### [SELECTED PASSAGE]
- Opening Delimiter -

We are quite a raucous group but thats why we love it so much.

Today during more eye rolls and self important sentences from the lady in question, I asked her if maybe the book club wasn't for her as she is so vocal with her disapproval.

She started to cry and said that I was insecure and I just felt threatened that she had run a book club for 4 years previously and that I thought she wanted control.Shock

She emailed me to tell me that she will return my book and that she won't be joining the group, that although she found our group wonderful and friendly that I had made it clear to her that she didn't fit in and that she wasn't welcome.

I feel bad that I've hurt her feelings, have I overreacted?

What should I do?

OP posts:
Philoslothy · 16/11/2013 14:31

I have said that trying to create the perfect eclectic mix at a book club is a bit odd, other than that I am not determined to paint you as odd. Why would I? I don't know you.

I am determined to see good in people and acknowledge that most people don't set out to offend others and that it is hard work trying to fit in with a new group. ironically we tend to put people off us when we are trying hard to impress. Or maybe that is just me.

Philoslothy · 16/11/2013 14:34

I went back through the posts when I realized I had made an error.

I wanted to make sure I had read the thread correctly,

Ilovexmastime · 16/11/2013 14:36

No wine at book club?!? Is she mad?

If she's have told me that there would be no wine at her house when she hosted it, I would have laughed as if she were joking and then told her that she wouldn't be hosting it then as the rest of the club wanted wine and there would be hell up if they didn't get it.

- Closing Delimiter -

### [CHECK YOUR UNDERSTANDING]
A. Print the part of the book club thread that starts at "What should I" and stops after "don't know you.".
B. Carry on the book club thread from its last sentence.

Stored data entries
- Opening Delimiter -

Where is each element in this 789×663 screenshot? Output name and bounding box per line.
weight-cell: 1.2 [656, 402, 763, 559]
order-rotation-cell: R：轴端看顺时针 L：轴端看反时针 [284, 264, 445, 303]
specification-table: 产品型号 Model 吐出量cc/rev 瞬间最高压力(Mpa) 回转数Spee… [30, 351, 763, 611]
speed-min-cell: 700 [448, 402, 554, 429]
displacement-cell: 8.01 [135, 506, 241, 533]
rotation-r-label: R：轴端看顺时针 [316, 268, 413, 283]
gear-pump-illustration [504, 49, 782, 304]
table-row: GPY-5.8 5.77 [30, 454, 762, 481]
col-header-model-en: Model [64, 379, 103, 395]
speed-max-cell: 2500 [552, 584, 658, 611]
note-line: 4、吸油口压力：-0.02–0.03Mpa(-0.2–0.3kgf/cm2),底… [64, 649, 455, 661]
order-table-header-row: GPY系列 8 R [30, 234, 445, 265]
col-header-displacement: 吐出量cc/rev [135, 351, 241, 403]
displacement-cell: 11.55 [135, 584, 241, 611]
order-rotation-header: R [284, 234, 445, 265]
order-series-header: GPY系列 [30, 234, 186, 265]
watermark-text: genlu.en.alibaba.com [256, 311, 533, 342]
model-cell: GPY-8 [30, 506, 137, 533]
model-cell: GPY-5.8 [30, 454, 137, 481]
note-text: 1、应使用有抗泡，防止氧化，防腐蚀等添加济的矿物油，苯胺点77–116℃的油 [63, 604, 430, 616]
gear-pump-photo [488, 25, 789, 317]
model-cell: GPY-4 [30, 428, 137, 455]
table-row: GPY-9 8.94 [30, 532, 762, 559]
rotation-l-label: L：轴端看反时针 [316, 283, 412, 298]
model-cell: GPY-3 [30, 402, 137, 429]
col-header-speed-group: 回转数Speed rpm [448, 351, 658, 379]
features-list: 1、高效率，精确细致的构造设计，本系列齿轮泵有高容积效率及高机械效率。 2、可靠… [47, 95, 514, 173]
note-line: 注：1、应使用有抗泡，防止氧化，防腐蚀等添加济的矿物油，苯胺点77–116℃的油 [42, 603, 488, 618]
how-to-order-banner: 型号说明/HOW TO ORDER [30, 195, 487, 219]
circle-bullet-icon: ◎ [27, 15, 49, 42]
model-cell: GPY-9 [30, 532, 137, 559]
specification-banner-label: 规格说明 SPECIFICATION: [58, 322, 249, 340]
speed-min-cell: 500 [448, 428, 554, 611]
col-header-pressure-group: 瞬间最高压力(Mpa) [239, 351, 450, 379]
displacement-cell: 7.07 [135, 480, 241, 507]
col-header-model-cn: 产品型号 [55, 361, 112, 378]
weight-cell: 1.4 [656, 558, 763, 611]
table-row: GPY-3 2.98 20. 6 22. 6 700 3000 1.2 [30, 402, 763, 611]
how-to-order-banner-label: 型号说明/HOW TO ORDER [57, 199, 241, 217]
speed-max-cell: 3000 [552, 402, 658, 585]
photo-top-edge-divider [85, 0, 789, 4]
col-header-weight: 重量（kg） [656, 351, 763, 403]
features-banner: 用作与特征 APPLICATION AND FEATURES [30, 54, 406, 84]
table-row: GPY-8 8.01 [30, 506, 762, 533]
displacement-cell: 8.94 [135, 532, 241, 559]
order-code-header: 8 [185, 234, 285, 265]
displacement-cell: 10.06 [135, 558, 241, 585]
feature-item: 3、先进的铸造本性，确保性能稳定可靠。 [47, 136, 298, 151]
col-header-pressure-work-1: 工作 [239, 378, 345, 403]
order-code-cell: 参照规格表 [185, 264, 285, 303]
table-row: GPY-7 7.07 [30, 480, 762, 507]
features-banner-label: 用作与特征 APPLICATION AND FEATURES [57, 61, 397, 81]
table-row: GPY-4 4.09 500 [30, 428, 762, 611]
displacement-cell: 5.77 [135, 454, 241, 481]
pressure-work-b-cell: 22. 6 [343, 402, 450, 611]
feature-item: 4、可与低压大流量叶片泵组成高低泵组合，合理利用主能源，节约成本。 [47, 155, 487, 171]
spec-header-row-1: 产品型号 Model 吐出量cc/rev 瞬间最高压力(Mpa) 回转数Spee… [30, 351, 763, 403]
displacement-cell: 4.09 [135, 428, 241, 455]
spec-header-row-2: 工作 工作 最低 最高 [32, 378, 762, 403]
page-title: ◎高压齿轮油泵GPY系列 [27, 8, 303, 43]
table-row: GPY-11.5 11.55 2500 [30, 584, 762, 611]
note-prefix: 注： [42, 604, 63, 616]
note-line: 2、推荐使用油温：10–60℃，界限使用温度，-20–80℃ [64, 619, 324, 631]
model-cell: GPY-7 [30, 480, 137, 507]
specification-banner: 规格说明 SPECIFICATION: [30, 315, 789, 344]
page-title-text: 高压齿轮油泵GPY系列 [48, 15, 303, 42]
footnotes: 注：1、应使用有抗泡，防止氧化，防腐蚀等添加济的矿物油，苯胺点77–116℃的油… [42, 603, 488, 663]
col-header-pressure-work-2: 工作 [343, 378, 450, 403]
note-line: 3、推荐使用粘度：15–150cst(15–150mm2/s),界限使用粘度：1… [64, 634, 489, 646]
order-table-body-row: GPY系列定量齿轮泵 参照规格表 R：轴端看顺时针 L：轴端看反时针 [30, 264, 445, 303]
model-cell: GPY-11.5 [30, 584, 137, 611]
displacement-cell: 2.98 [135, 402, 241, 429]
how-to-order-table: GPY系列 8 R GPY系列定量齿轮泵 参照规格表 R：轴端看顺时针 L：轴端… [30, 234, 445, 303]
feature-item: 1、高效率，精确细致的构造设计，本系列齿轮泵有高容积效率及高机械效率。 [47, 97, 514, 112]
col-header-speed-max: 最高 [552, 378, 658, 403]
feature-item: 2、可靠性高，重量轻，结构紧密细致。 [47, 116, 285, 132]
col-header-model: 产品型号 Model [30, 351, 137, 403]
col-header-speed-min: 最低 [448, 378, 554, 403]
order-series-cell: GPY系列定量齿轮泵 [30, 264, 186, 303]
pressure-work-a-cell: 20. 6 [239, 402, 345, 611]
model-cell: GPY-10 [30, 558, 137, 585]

- Closing Delimiter -

### [ACTIVITY ANSWERS]
A.
What should I do?

OP posts:
Philoslothy · 16/11/2013 14:31

I have said that trying to create the perfect eclectic mix at a book club is a bit odd, other than that I am not determined to paint you as odd. Why would I? I don't know you.

B.
It's probably best that you've moved it to the pub, that's where we have ours and there's no drama at all in our club.

uptheanty · 16/11/2013 14:37

I appreciate your posts philoslothy,

I'm not sure I have handled things very well, which is exactly the reason I've put it all out here and invited opinion, many thanks for yours.

OP posts:
uptheanty · 16/11/2013 14:39

ilovexmastime

This was one of my concerns, she acted like we were all alcoholics and the loud exclamation of " I can't believe you came to work today" in our place of employment in front of some parents Blush.

I'm still cringing…

OP posts:
Philoslothy · 16/11/2013 14:40

If it makes you feel any better, I had a touch of cabin fever and took my books to mark at our local pub. I live out in the sticks in a village, so few options.

I was stopped by a parent who questioned my professionalism for marking in the pub. She said she hoped that her child's book would not smell of stake cigarettes and alcohol.

uptheanty · 16/11/2013 14:46

philoslothy

Shock
OP posts:
fanjofarrow · 16/11/2013 14:51

I had no idea book clubs involved such bitchiness and personally political shenanigans, it sounds rather like the sad cheerleaders squad at school. Not specifically referring to your book club, OP, just some in general that I've heard about. Wow.

MintyChops · 16/11/2013 14:53

Haven't read either of those books, thanks! Good idea not to mention her during your meet-up, just let her presence fade away.....if possible; the email sounds like a pain. Perhaps try to imagine that you didn't have any issue with her. If that was the case it would seem a straightforward request from her and something you might be happy enough to do for her. It would certainly take the wind out of her sails and leave her nothing bitchy to say about you if you replied "No problem, I'll ask X to give it to me next time I see her". Could you bear to oblige her?

uptheanty · 16/11/2013 15:03

minty

I emailed her back telling her that the book was very interesting and to thank her for sharing it. Smile
I told her that I would make sure and return it to her personally next week to ensure she received it in the condition she'd donated it!!

I can't deal with the negative energy…it's infectious..

OP posts:
YouTheCat · 16/11/2013 15:07

I think you've been incredibly polite and tolerant.

It's a good thing you're being the bigger person and personally handing over the book - her seeking to involve children in this minor matter just shows what kind of person she is.

MintyChops · 16/11/2013 16:26

Great reply upthe, she would have fed off anything negative so you are starving her by being polite and helpful. Ha!